INSTRUCTION >>
Would you quote every entry exactly, dropping only the pictures?

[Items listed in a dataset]
━━━━━━━━━━━━━━━━━━━━━━━━━━━━━━

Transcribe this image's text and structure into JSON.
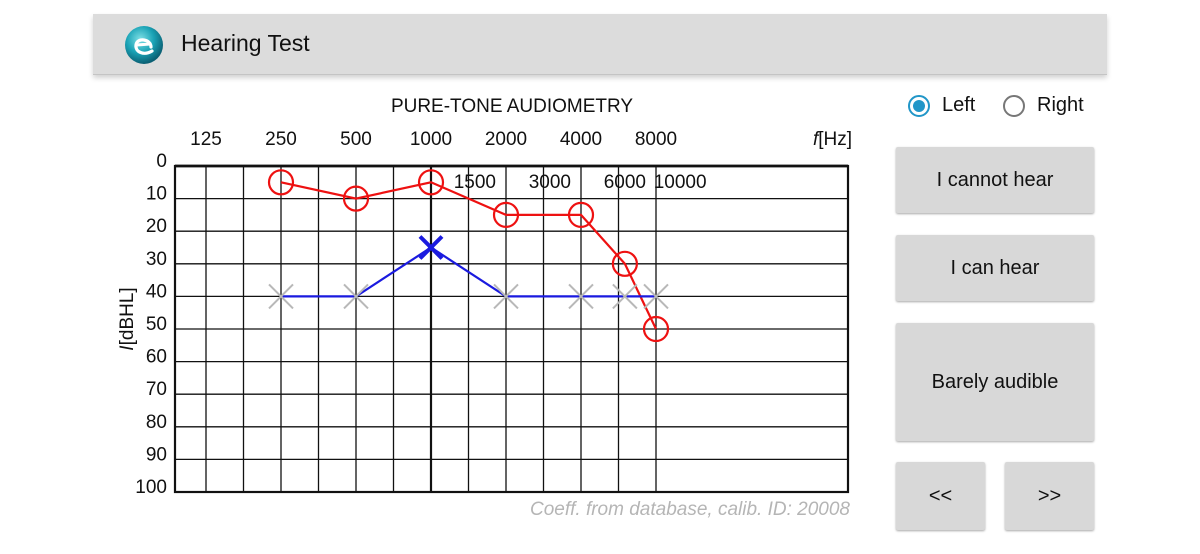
{
  "app": {
    "title": "Hearing Test"
  },
  "ear_selector": {
    "options": [
      {
        "label": "Left",
        "selected": true
      },
      {
        "label": "Right",
        "selected": false
      }
    ],
    "accent_color": "#2196c8"
  },
  "buttons": {
    "cannot_hear": "I cannot hear",
    "can_hear": "I can hear",
    "barely_audible": "Barely audible",
    "prev": "<<",
    "next": ">>"
  },
  "chart_data": {
    "type": "line",
    "title": "PURE-TONE AUDIOMETRY",
    "xlabel_symbol": "f",
    "xlabel_unit": "[Hz]",
    "ylabel_symbol": "I",
    "ylabel_unit": "[dBHL]",
    "x_scale": "log",
    "ylim": [
      0,
      100
    ],
    "y_inverted": true,
    "top_ticks": [
      125,
      250,
      500,
      1000,
      2000,
      4000,
      8000
    ],
    "inner_ticks": [
      1500,
      3000,
      6000,
      10000
    ],
    "y_ticks": [
      0,
      10,
      20,
      30,
      40,
      50,
      60,
      70,
      80,
      90,
      100
    ],
    "series": [
      {
        "ear": "right",
        "marker": "circle",
        "color": "#ee1111",
        "points": [
          [
            250,
            5
          ],
          [
            500,
            10
          ],
          [
            1000,
            5
          ],
          [
            2000,
            15
          ],
          [
            4000,
            15
          ],
          [
            6000,
            30
          ],
          [
            8000,
            50
          ]
        ]
      },
      {
        "ear": "left",
        "marker": "x",
        "color": "#1a1adf",
        "pending_color": "#b8b8b8",
        "current_frequency": 1000,
        "points": [
          [
            250,
            40
          ],
          [
            500,
            40
          ],
          [
            1000,
            25
          ],
          [
            2000,
            40
          ],
          [
            4000,
            40
          ],
          [
            6000,
            40
          ],
          [
            8000,
            40
          ]
        ]
      }
    ],
    "footnote": "Coeff. from database, calib. ID: 20008"
  }
}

━━━━━━━━━━━━━━━━━━━━━━━━━━━━━━

COMPLETED EXERCISE >>
Transcribe this image's text and structure into JSON.
{
  "app": {
    "title": "Hearing Test"
  },
  "ear_selector": {
    "options": [
      {
        "label": "Left",
        "selected": true
      },
      {
        "label": "Right",
        "selected": false
      }
    ],
    "accent_color": "#2196c8"
  },
  "buttons": {
    "cannot_hear": "I cannot hear",
    "can_hear": "I can hear",
    "barely_audible": "Barely audible",
    "prev": "<<",
    "next": ">>"
  },
  "chart_data": {
    "type": "line",
    "title": "PURE-TONE AUDIOMETRY",
    "xlabel_symbol": "f",
    "xlabel_unit": "[Hz]",
    "ylabel_symbol": "I",
    "ylabel_unit": "[dBHL]",
    "x_scale": "log",
    "ylim": [
      0,
      100
    ],
    "y_inverted": true,
    "top_ticks": [
      125,
      250,
      500,
      1000,
      2000,
      4000,
      8000
    ],
    "inner_ticks": [
      1500,
      3000,
      6000,
      10000
    ],
    "y_ticks": [
      0,
      10,
      20,
      30,
      40,
      50,
      60,
      70,
      80,
      90,
      100
    ],
    "series": [
      {
        "ear": "right",
        "marker": "circle",
        "color": "#ee1111",
        "points": [
          [
            250,
            5
          ],
          [
            500,
            10
          ],
          [
            1000,
            5
          ],
          [
            2000,
            15
          ],
          [
            4000,
            15
          ],
          [
            6000,
            30
          ],
          [
            8000,
            50
          ]
        ]
      },
      {
        "ear": "left",
        "marker": "x",
        "color": "#1a1adf",
        "pending_color": "#b8b8b8",
        "current_frequency": 1000,
        "points": [
          [
            250,
            40
          ],
          [
            500,
            40
          ],
          [
            1000,
            25
          ],
          [
            2000,
            40
          ],
          [
            4000,
            40
          ],
          [
            6000,
            40
          ],
          [
            8000,
            40
          ]
        ]
      }
    ],
    "footnote": "Coeff. from database, calib. ID: 20008"
  }
}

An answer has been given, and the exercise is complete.